=== Set exercise ===
Retype every line of the records below exactly as it appears, but leave out the pictures.

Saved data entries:
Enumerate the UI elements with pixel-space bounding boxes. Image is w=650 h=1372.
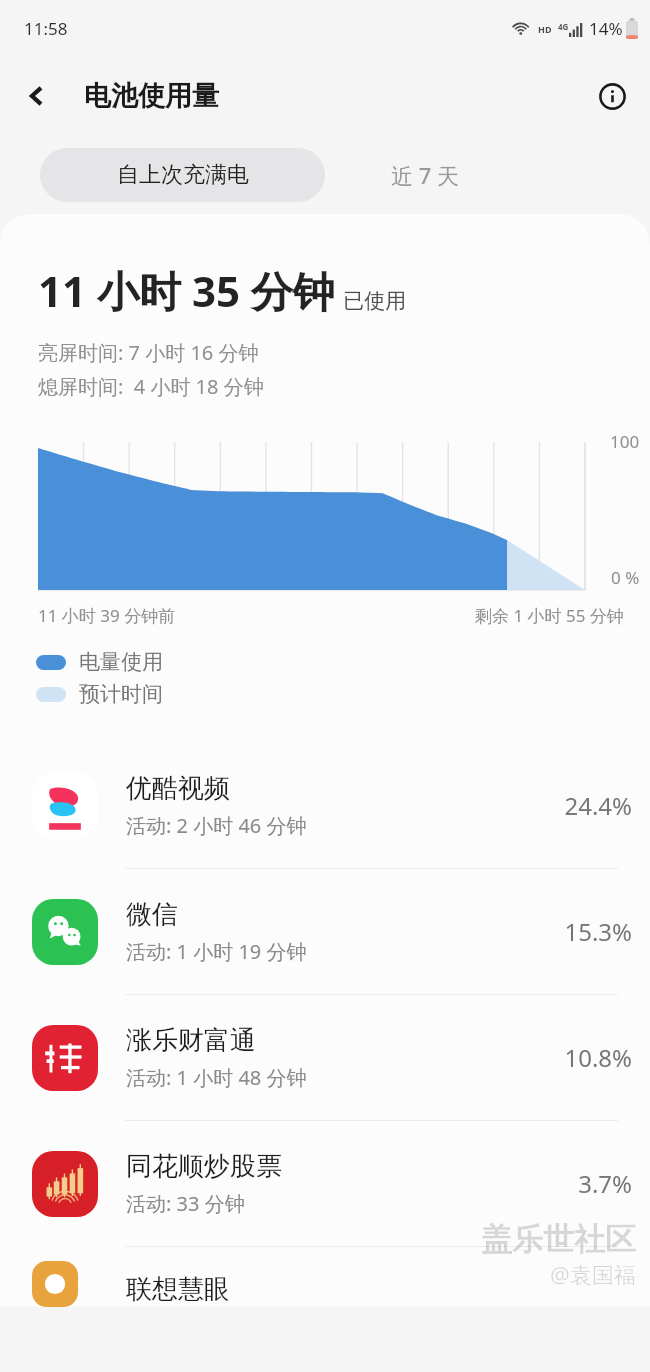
staticText: 联想慧眼 [126, 1273, 230, 1306]
staticText: 14% [589, 17, 623, 40]
staticText: 涨乐财富通 [126, 1024, 256, 1057]
button[interactable]: 优酷视频 [0, 743, 650, 869]
staticText: 电池使用量 [84, 79, 219, 113]
staticText: 活动: 1 小时 48 分钟 [126, 1064, 307, 1091]
staticText: 活动: 1 小时 19 分钟 [126, 938, 307, 965]
staticText: 11:58 [24, 17, 68, 40]
button[interactable]: 近 7 天 [325, 148, 525, 202]
staticText: 4G [558, 21, 569, 32]
staticText: 同花顺炒股票 [126, 1150, 282, 1183]
button[interactable]: 涨乐财富通 [0, 995, 650, 1121]
staticText: @袁国福 [550, 1259, 636, 1289]
button[interactable]: 自上次充满电 [40, 148, 325, 202]
staticText: 盖乐世社区 [481, 1220, 636, 1259]
staticText: 亮屏时间: 7 小时 16 分钟 [38, 339, 259, 366]
staticText: 电量使用 [79, 649, 163, 675]
staticText: 11 小时 35 分钟 [38, 262, 335, 319]
staticText: 3.7% [520, 1167, 632, 1200]
staticText: HD [538, 23, 552, 35]
staticText: 11 小时 39 分钟前 [38, 604, 176, 627]
button[interactable]: Back [14, 73, 60, 119]
button[interactable]: 同花顺炒股票 [0, 1121, 650, 1247]
staticText: 近 7 天 [391, 160, 460, 190]
staticText: 24.4% [520, 789, 632, 822]
staticText: 100 [610, 430, 640, 453]
staticText: 10.8% [520, 1041, 632, 1074]
button[interactable]: 微信 [0, 869, 650, 995]
staticText: 0 % [611, 566, 640, 589]
button[interactable]: 联想慧眼 [0, 1247, 650, 1307]
staticText: 15.3% [520, 915, 632, 948]
staticText: 熄屏时间: 4 小时 18 分钟 [38, 373, 264, 400]
staticText: 微信 [126, 898, 178, 931]
staticText: 优酷视频 [126, 772, 230, 805]
staticText: 活动: 2 小时 46 分钟 [126, 812, 307, 839]
button[interactable]: Information [588, 72, 636, 120]
staticText: 剩余 1 小时 55 分钟 [475, 604, 624, 627]
staticText: 活动: 33 分钟 [126, 1190, 245, 1217]
staticText: 自上次充满电 [117, 161, 249, 189]
staticText: 已使用 [343, 288, 406, 314]
staticText: 预计时间 [79, 681, 163, 707]
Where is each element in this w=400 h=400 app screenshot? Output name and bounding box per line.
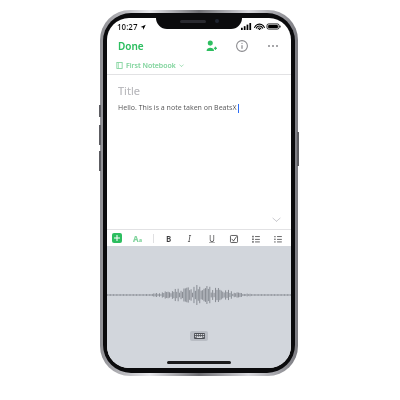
button[interactable]: Hello. This is a note taken on BeatsX [118,103,237,113]
button[interactable]: Show keyboard [190,331,208,341]
button[interactable]: Bulleted list [271,232,284,245]
staticText: U [209,233,215,244]
button[interactable]: Bold [162,232,175,245]
button[interactable]: Share note [202,37,220,55]
staticText: 10:27 [117,21,138,32]
button[interactable]: More options [264,37,282,55]
staticText: B [166,233,172,244]
button[interactable]: Underline [205,232,218,245]
staticText: Done [118,39,144,53]
button[interactable]: Title [118,83,140,98]
button[interactable]: Checklist [227,232,240,245]
button[interactable]: Insert [112,233,122,243]
staticText: A [133,233,139,244]
staticText: I [188,233,191,244]
button[interactable]: First Notebook [107,57,291,74]
button[interactable]: Done [116,36,146,56]
staticText: a [139,237,142,244]
button[interactable]: Note info [233,37,251,55]
button[interactable]: Numbered list [249,232,262,245]
button[interactable]: Text style [131,232,143,244]
staticText: First Notebook [126,61,176,71]
button[interactable]: Italic [183,232,196,245]
button[interactable]: Collapse [269,212,283,226]
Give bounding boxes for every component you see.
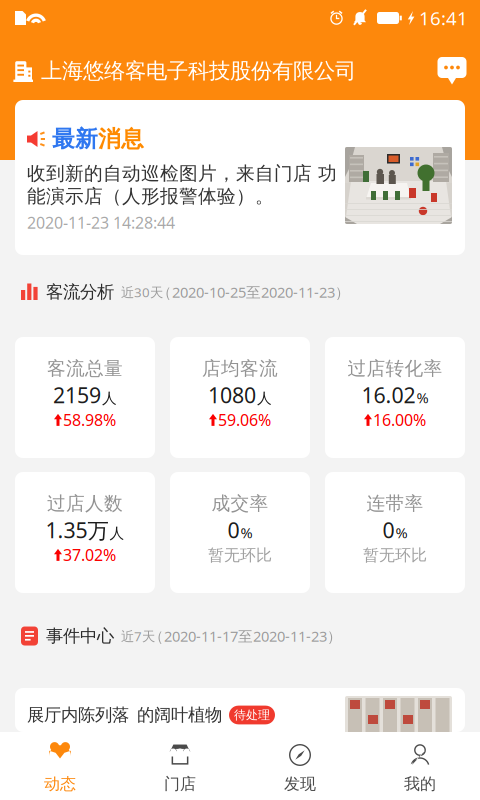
staticText: 1080	[208, 381, 256, 409]
button[interactable]: 过店转化率	[325, 337, 465, 458]
staticText: 1.35万	[46, 516, 108, 544]
staticText: 暂无环比	[208, 545, 272, 565]
staticText: 的阔叶植物	[137, 704, 222, 726]
staticText: 连带率	[366, 492, 424, 515]
staticText: 59.06%	[218, 409, 271, 430]
staticText: 37.02%	[63, 544, 116, 566]
staticText: 58.98%	[63, 409, 116, 430]
staticText: %	[396, 523, 408, 542]
button[interactable]: 成交率	[170, 472, 310, 593]
staticText: 0	[228, 516, 240, 544]
button[interactable]: 我的	[360, 732, 480, 800]
button[interactable]: 店均客流	[170, 337, 310, 458]
staticText: %	[240, 523, 252, 542]
staticText: 展厅内陈列落	[27, 704, 129, 726]
button[interactable]: 展厅内陈列落	[15, 688, 465, 732]
staticText: （2020-10-25至2020-11-23）	[157, 282, 350, 302]
staticText: %	[416, 388, 428, 407]
staticText: 门店	[164, 774, 196, 794]
staticText: 上海悠络客电子科技股份有限公司	[41, 58, 356, 84]
staticText: 能演示店（人形报警体验）。	[27, 185, 274, 208]
staticText: 59	[384, 11, 396, 25]
button[interactable]: 最新	[15, 100, 465, 255]
staticText: 近7天	[121, 627, 155, 645]
staticText: 成交率	[212, 492, 268, 515]
button[interactable]: 过店人数	[15, 472, 155, 593]
staticText: 16.02	[362, 381, 416, 409]
staticText: 人	[110, 524, 124, 542]
button[interactable]: 发现	[240, 732, 360, 800]
staticText: 收到新的自动巡检图片，来自门店 功	[27, 162, 337, 185]
staticText: 事件中心	[46, 625, 114, 647]
staticText: 最新	[52, 125, 98, 153]
staticText: 客流总量	[47, 357, 123, 380]
button[interactable]: 客流总量	[15, 337, 155, 458]
staticText: 动态	[44, 774, 76, 794]
staticText: 暂无环比	[363, 545, 427, 565]
button[interactable]: 门店	[120, 732, 240, 800]
button[interactable]: 消息	[435, 54, 469, 88]
button[interactable]: 动态	[0, 732, 120, 800]
staticText: 待处理	[234, 708, 270, 722]
staticText: 发现	[284, 774, 316, 794]
staticText: 0	[382, 516, 394, 544]
staticText: 过店人数	[47, 492, 123, 515]
staticText: 人	[257, 390, 272, 408]
staticText: 2020-11-23 14:28:44	[27, 212, 175, 233]
staticText: 近30天	[121, 283, 163, 301]
button[interactable]: 连带率	[325, 472, 465, 593]
staticText: 2159	[53, 381, 101, 409]
staticText: 我的	[404, 774, 436, 794]
staticText: 店均客流	[202, 357, 278, 380]
staticText: 人	[102, 390, 117, 408]
staticText: 消息	[98, 125, 144, 153]
staticText: （2020-11-17至2020-11-23）	[149, 626, 342, 646]
staticText: 16.00%	[373, 409, 426, 430]
staticText: 客流分析	[46, 281, 114, 303]
staticText: 过店转化率	[348, 357, 442, 380]
staticText: 16:41	[419, 6, 468, 30]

=== Full answer ===
Enumerate the UI elements with pixel-space bounding boxes. Image is w=650 h=1372.
staticText: 联想慧眼 [126, 1273, 230, 1306]
staticText: 14% [589, 17, 623, 40]
staticText: 涨乐财富通 [126, 1024, 256, 1057]
button[interactable]: 优酷视频 [0, 743, 650, 869]
staticText: 电池使用量 [84, 79, 219, 113]
staticText: 活动: 1 小时 48 分钟 [126, 1064, 307, 1091]
staticText: 活动: 1 小时 19 分钟 [126, 938, 307, 965]
staticText: 11:58 [24, 17, 68, 40]
button[interactable]: 近 7 天 [325, 148, 525, 202]
staticText: 4G [558, 21, 569, 32]
staticText: 同花顺炒股票 [126, 1150, 282, 1183]
button[interactable]: 涨乐财富通 [0, 995, 650, 1121]
staticText: @袁国福 [550, 1259, 636, 1289]
button[interactable]: 自上次充满电 [40, 148, 325, 202]
staticText: 盖乐世社区 [481, 1220, 636, 1259]
staticText: 亮屏时间: 7 小时 16 分钟 [38, 339, 259, 366]
staticText: 电量使用 [79, 649, 163, 675]
staticText: 11 小时 35 分钟 [38, 262, 335, 319]
staticText: 3.7% [520, 1167, 632, 1200]
staticText: HD [538, 23, 552, 35]
staticText: 11 小时 39 分钟前 [38, 604, 176, 627]
button[interactable]: Back [14, 73, 60, 119]
button[interactable]: 同花顺炒股票 [0, 1121, 650, 1247]
staticText: 近 7 天 [391, 160, 460, 190]
staticText: 24.4% [520, 789, 632, 822]
staticText: 100 [610, 430, 640, 453]
staticText: 10.8% [520, 1041, 632, 1074]
button[interactable]: 微信 [0, 869, 650, 995]
staticText: 0 % [611, 566, 640, 589]
button[interactable]: 联想慧眼 [0, 1247, 650, 1307]
staticText: 15.3% [520, 915, 632, 948]
staticText: 熄屏时间: 4 小时 18 分钟 [38, 373, 264, 400]
staticText: 微信 [126, 898, 178, 931]
staticText: 优酷视频 [126, 772, 230, 805]
staticText: 活动: 2 小时 46 分钟 [126, 812, 307, 839]
button[interactable]: Information [588, 72, 636, 120]
staticText: 剩余 1 小时 55 分钟 [475, 604, 624, 627]
staticText: 活动: 33 分钟 [126, 1190, 245, 1217]
staticText: 自上次充满电 [117, 161, 249, 189]
staticText: 已使用 [343, 288, 406, 314]
staticText: 预计时间 [79, 681, 163, 707]
Where is each element in this w=400 h=400 app screenshot? Output name and bounding box per line.
button[interactable]: Hello. This is a note taken on BeatsX [118,103,237,113]
button[interactable]: Show keyboard [190,331,208,341]
button[interactable]: Bulleted list [271,232,284,245]
staticText: U [209,233,215,244]
button[interactable]: Bold [162,232,175,245]
button[interactable]: Share note [202,37,220,55]
staticText: 10:27 [117,21,138,32]
button[interactable]: More options [264,37,282,55]
staticText: B [166,233,172,244]
button[interactable]: Underline [205,232,218,245]
staticText: Done [118,39,144,53]
button[interactable]: Title [118,83,140,98]
button[interactable]: Checklist [227,232,240,245]
button[interactable]: Insert [112,233,122,243]
staticText: A [133,233,139,244]
staticText: I [188,233,191,244]
button[interactable]: First Notebook [107,57,291,74]
button[interactable]: Done [116,36,146,56]
staticText: a [139,237,142,244]
button[interactable]: Note info [233,37,251,55]
button[interactable]: Numbered list [249,232,262,245]
button[interactable]: Text style [131,232,143,244]
staticText: First Notebook [126,61,176,71]
button[interactable]: Italic [183,232,196,245]
button[interactable]: Collapse [269,212,283,226]
Give bounding boxes for every component you see.
staticText: 1080	[208, 381, 256, 409]
button[interactable]: 过店转化率	[325, 337, 465, 458]
staticText: 1.35万	[46, 516, 108, 544]
staticText: 暂无环比	[208, 545, 272, 565]
staticText: 的阔叶植物	[137, 704, 222, 726]
staticText: 连带率	[366, 492, 424, 515]
staticText: 59.06%	[218, 409, 271, 430]
staticText: 37.02%	[63, 544, 116, 566]
staticText: 58.98%	[63, 409, 116, 430]
staticText: %	[396, 523, 408, 542]
button[interactable]: 成交率	[170, 472, 310, 593]
staticText: 0	[228, 516, 240, 544]
button[interactable]: 我的	[360, 732, 480, 800]
button[interactable]: 店均客流	[170, 337, 310, 458]
staticText: %	[240, 523, 252, 542]
staticText: 展厅内陈列落	[27, 704, 129, 726]
button[interactable]: 展厅内陈列落	[15, 688, 465, 732]
staticText: （2020-10-25至2020-11-23）	[157, 282, 350, 302]
staticText: %	[416, 388, 428, 407]
staticText: 门店	[164, 774, 196, 794]
staticText: 上海悠络客电子科技股份有限公司	[41, 58, 356, 84]
staticText: 能演示店（人形报警体验）。	[27, 185, 274, 208]
staticText: 59	[384, 11, 396, 25]
button[interactable]: 最新	[15, 100, 465, 255]
staticText: 近7天	[121, 627, 155, 645]
staticText: 成交率	[212, 492, 268, 515]
button[interactable]: 过店人数	[15, 472, 155, 593]
staticText: 16.02	[362, 381, 416, 409]
staticText: 人	[110, 524, 124, 542]
button[interactable]: 发现	[240, 732, 360, 800]
staticText: 收到新的自动巡检图片，来自门店 功	[27, 162, 337, 185]
staticText: 事件中心	[46, 625, 114, 647]
staticText: 最新	[52, 125, 98, 153]
staticText: 客流总量	[47, 357, 123, 380]
button[interactable]: 客流总量	[15, 337, 155, 458]
staticText: 动态	[44, 774, 76, 794]
staticText: 暂无环比	[363, 545, 427, 565]
button[interactable]: 门店	[120, 732, 240, 800]
button[interactable]: 消息	[435, 54, 469, 88]
button[interactable]: 动态	[0, 732, 120, 800]
staticText: 待处理	[234, 708, 270, 722]
staticText: 发现	[284, 774, 316, 794]
staticText: 0	[382, 516, 394, 544]
staticText: 过店人数	[47, 492, 123, 515]
staticText: 人	[257, 390, 272, 408]
staticText: 2020-11-23 14:28:44	[27, 212, 175, 233]
staticText: 近30天	[121, 283, 163, 301]
button[interactable]: 连带率	[325, 472, 465, 593]
staticText: 2159	[53, 381, 101, 409]
staticText: 我的	[404, 774, 436, 794]
staticText: 店均客流	[202, 357, 278, 380]
staticText: 人	[102, 390, 117, 408]
staticText: 消息	[98, 125, 144, 153]
staticText: （2020-11-17至2020-11-23）	[149, 626, 342, 646]
staticText: 16.00%	[373, 409, 426, 430]
staticText: 客流分析	[46, 281, 114, 303]
staticText: 过店转化率	[348, 357, 442, 380]
staticText: 16:41	[419, 6, 468, 30]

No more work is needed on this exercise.